* _Short exercise_
What follows is a listing; give it again exactly, in its entirety.

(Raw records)
= = =

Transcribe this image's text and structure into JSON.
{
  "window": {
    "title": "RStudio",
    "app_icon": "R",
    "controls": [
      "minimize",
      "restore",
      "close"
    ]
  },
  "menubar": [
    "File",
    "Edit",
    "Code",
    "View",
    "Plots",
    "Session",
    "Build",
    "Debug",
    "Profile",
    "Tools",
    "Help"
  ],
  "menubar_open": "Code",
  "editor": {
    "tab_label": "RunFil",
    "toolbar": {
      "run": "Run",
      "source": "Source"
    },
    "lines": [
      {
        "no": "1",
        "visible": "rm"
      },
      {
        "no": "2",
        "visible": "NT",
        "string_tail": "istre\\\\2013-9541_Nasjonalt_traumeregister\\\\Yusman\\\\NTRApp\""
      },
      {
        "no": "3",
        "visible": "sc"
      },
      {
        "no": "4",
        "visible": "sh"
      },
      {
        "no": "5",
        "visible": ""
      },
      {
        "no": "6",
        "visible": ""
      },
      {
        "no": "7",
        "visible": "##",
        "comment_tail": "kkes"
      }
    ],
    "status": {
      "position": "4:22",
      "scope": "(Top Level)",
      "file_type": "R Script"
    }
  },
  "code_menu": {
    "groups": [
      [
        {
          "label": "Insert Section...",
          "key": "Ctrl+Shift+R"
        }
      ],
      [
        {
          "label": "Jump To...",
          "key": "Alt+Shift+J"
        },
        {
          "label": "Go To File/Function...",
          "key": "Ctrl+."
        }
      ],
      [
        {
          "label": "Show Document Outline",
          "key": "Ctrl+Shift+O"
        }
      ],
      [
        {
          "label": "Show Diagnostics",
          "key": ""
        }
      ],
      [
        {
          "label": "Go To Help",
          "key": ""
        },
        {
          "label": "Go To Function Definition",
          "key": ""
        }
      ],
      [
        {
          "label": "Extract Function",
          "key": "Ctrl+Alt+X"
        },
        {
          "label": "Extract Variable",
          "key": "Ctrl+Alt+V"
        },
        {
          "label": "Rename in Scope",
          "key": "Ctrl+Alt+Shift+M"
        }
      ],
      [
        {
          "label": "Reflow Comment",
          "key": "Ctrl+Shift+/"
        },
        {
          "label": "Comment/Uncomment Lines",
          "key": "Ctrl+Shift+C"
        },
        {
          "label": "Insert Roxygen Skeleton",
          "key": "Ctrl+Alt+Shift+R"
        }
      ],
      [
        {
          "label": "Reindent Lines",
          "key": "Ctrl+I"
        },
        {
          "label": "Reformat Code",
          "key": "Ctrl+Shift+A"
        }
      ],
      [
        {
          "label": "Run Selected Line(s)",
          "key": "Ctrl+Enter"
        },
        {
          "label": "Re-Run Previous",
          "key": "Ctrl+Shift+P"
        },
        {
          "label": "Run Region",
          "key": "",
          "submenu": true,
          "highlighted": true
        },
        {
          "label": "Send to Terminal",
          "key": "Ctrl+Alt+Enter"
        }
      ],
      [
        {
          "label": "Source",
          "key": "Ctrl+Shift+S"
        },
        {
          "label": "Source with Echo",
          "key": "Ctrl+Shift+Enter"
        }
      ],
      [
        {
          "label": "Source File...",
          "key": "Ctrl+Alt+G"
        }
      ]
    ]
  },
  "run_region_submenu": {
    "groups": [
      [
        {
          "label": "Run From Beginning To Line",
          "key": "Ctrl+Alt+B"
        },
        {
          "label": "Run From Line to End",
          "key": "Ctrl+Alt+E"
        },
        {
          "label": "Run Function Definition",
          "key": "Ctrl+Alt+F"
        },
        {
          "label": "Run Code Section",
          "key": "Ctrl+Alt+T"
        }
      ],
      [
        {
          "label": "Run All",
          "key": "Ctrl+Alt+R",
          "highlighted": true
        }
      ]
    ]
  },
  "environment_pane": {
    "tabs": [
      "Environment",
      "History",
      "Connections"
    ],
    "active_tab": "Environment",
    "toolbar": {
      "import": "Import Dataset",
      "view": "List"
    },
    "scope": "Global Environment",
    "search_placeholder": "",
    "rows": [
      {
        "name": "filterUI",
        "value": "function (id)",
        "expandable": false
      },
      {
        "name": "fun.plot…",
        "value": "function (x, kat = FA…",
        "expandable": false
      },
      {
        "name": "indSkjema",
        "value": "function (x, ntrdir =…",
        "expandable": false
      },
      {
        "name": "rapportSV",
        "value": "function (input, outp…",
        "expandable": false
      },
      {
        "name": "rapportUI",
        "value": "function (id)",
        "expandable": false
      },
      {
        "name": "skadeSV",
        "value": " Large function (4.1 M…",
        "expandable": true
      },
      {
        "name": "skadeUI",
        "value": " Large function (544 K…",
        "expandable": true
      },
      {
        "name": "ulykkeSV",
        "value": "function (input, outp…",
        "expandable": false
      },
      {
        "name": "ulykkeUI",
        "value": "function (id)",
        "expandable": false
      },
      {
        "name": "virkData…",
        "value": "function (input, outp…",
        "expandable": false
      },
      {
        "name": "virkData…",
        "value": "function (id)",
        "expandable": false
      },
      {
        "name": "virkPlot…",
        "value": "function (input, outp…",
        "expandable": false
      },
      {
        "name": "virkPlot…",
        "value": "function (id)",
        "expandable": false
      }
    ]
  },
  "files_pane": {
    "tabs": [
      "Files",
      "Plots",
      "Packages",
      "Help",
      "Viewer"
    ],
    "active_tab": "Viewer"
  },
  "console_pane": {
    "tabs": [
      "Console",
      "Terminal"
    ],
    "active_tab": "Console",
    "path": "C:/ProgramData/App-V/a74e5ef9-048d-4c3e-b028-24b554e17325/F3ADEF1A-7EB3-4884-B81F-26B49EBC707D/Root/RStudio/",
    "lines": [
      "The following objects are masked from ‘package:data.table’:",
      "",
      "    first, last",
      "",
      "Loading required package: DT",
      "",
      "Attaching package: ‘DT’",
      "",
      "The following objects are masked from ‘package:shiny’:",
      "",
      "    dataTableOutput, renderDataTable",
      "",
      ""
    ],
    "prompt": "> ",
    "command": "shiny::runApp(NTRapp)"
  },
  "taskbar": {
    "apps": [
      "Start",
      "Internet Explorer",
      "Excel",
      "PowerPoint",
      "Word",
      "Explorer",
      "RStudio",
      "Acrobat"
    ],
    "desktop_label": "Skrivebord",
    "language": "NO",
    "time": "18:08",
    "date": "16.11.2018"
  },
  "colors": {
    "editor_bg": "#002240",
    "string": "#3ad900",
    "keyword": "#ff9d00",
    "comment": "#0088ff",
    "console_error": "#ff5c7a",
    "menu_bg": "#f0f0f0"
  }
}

= = =

* _Final result_
Transcribe this image's text and structure into JSON.
{
  "window": {
    "title": "RStudio",
    "app_icon": "R",
    "controls": [
      "minimize",
      "restore",
      "close"
    ]
  },
  "menubar": [
    "File",
    "Edit",
    "Code",
    "View",
    "Plots",
    "Session",
    "Build",
    "Debug",
    "Profile",
    "Tools",
    "Help"
  ],
  "menubar_open": "Code",
  "editor": {
    "tab_label": "RunFil",
    "toolbar": {
      "run": "Run",
      "source": "Source"
    },
    "lines": [
      {
        "no": "1",
        "visible": "rm"
      },
      {
        "no": "2",
        "visible": "NT",
        "string_tail": "istre\\\\2013-9541_Nasjonalt_traumeregister\\\\Yusman\\\\NTRApp\""
      },
      {
        "no": "3",
        "visible": "sc"
      },
      {
        "no": "4",
        "visible": "sh"
      },
      {
        "no": "5",
        "visible": ""
      },
      {
        "no": "6",
        "visible": ""
      },
      {
        "no": "7",
        "visible": "##",
        "comment_tail": "kkes"
      }
    ],
    "status": {
      "position": "4:22",
      "scope": "(Top Level)",
      "file_type": "R Script"
    }
  },
  "code_menu": {
    "groups": [
      [
        {
          "label": "Insert Section...",
          "key": "Ctrl+Shift+R"
        }
      ],
      [
        {
          "label": "Jump To...",
          "key": "Alt+Shift+J"
        },
        {
          "label": "Go To File/Function...",
          "key": "Ctrl+."
        }
      ],
      [
        {
          "label": "Show Document Outline",
          "key": "Ctrl+Shift+O"
        }
      ],
      [
        {
          "label": "Show Diagnostics",
          "key": ""
        }
      ],
      [
        {
          "label": "Go To Help",
          "key": ""
        },
        {
          "label": "Go To Function Definition",
          "key": ""
        }
      ],
      [
        {
          "label": "Extract Function",
          "key": "Ctrl+Alt+X"
        },
        {
          "label": "Extract Variable",
          "key": "Ctrl+Alt+V"
        },
        {
          "label": "Rename in Scope",
          "key": "Ctrl+Alt+Shift+M"
        }
      ],
      [
        {
          "label": "Reflow Comment",
          "key": "Ctrl+Shift+/"
        },
        {
          "label": "Comment/Uncomment Lines",
          "key": "Ctrl+Shift+C"
        },
        {
          "label": "Insert Roxygen Skeleton",
          "key": "Ctrl+Alt+Shift+R"
        }
      ],
      [
        {
          "label": "Reindent Lines",
          "key": "Ctrl+I"
        },
        {
          "label": "Reformat Code",
          "key": "Ctrl+Shift+A"
        }
      ],
      [
        {
          "label": "Run Selected Line(s)",
          "key": "Ctrl+Enter"
        },
        {
          "label": "Re-Run Previous",
          "key": "Ctrl+Shift+P"
        },
        {
          "label": "Run Region",
          "key": "",
          "submenu": true,
          "highlighted": true
        },
        {
          "label": "Send to Terminal",
          "key": "Ctrl+Alt+Enter"
        }
      ],
      [
        {
          "label": "Source",
          "key": "Ctrl+Shift+S"
        },
        {
          "label": "Source with Echo",
          "key": "Ctrl+Shift+Enter"
        }
      ],
      [
        {
          "label": "Source File...",
          "key": "Ctrl+Alt+G"
        }
      ]
    ]
  },
  "run_region_submenu": {
    "groups": [
      [
        {
          "label": "Run From Beginning To Line",
          "key": "Ctrl+Alt+B"
        },
        {
          "label": "Run From Line to End",
          "key": "Ctrl+Alt+E"
        },
        {
          "label": "Run Function Definition",
          "key": "Ctrl+Alt+F"
        },
        {
          "label": "Run Code Section",
          "key": "Ctrl+Alt+T"
        }
      ],
      [
        {
          "label": "Run All",
          "key": "Ctrl+Alt+R",
          "highlighted": true
        }
      ]
    ]
  },
  "environment_pane": {
    "tabs": [
      "Environment",
      "History",
      "Connections"
    ],
    "active_tab": "Environment",
    "toolbar": {
      "import": "Import Dataset",
      "view": "List"
    },
    "scope": "Global Environment",
    "search_placeholder": "",
    "rows": [
      {
        "name": "filterUI",
        "value": "function (id)",
        "expandable": false
      },
      {
        "name": "fun.plot…",
        "value": "function (x, kat = FA…",
        "expandable": false
      },
      {
        "name": "indSkjema",
        "value": "function (x, ntrdir =…",
        "expandable": false
      },
      {
        "name": "rapportSV",
        "value": "function (input, outp…",
        "expandable": false
      },
      {
        "name": "rapportUI",
        "value": "function (id)",
        "expandable": false
      },
      {
        "name": "skadeSV",
        "value": " Large function (4.1 M…",
        "expandable": true
      },
      {
        "name": "skadeUI",
        "value": " Large function (544 K…",
        "expandable": true
      },
      {
        "name": "ulykkeSV",
        "value": "function (input, outp…",
        "expandable": false
      },
      {
        "name": "ulykkeUI",
        "value": "function (id)",
        "expandable": false
      },
      {
        "name": "virkData…",
        "value": "function (input, outp…",
        "expandable": false
      },
      {
        "name": "virkData…",
        "value": "function (id)",
        "expandable": false
      },
      {
        "name": "virkPlot…",
        "value": "function (input, outp…",
        "expandable": false
      },
      {
        "name": "virkPlot…",
        "value": "function (id)",
        "expandable": false
      }
    ]
  },
  "files_pane": {
    "tabs": [
      "Files",
      "Plots",
      "Packages",
      "Help",
      "Viewer"
    ],
    "active_tab": "Viewer"
  },
  "console_pane": {
    "tabs": [
      "Console",
      "Terminal"
    ],
    "active_tab": "Console",
    "path": "C:/ProgramData/App-V/a74e5ef9-048d-4c3e-b028-24b554e17325/F3ADEF1A-7EB3-4884-B81F-26B49EBC707D/Root/RStudio/",
    "lines": [
      "The following objects are masked from ‘package:data.table’:",
      "",
      "    first, last",
      "",
      "Loading required package: DT",
      "",
      "Attaching package: ‘DT’",
      "",
      "The following objects are masked from ‘package:shiny’:",
      "",
      "    dataTableOutput, renderDataTable",
      "",
      ""
    ],
    "prompt": "> ",
    "command": "shiny::runApp(NTRapp)"
  },
  "taskbar": {
    "apps": [
      "Start",
      "Internet Explorer",
      "Excel",
      "PowerPoint",
      "Word",
      "Explorer",
      "RStudio",
      "Acrobat"
    ],
    "desktop_label": "Skrivebord",
    "language": "NO",
    "time": "18:08",
    "date": "16.11.2018"
  },
  "colors": {
    "editor_bg": "#002240",
    "string": "#3ad900",
    "keyword": "#ff9d00",
    "comment": "#0088ff",
    "console_error": "#ff5c7a",
    "menu_bg": "#f0f0f0"
  }
}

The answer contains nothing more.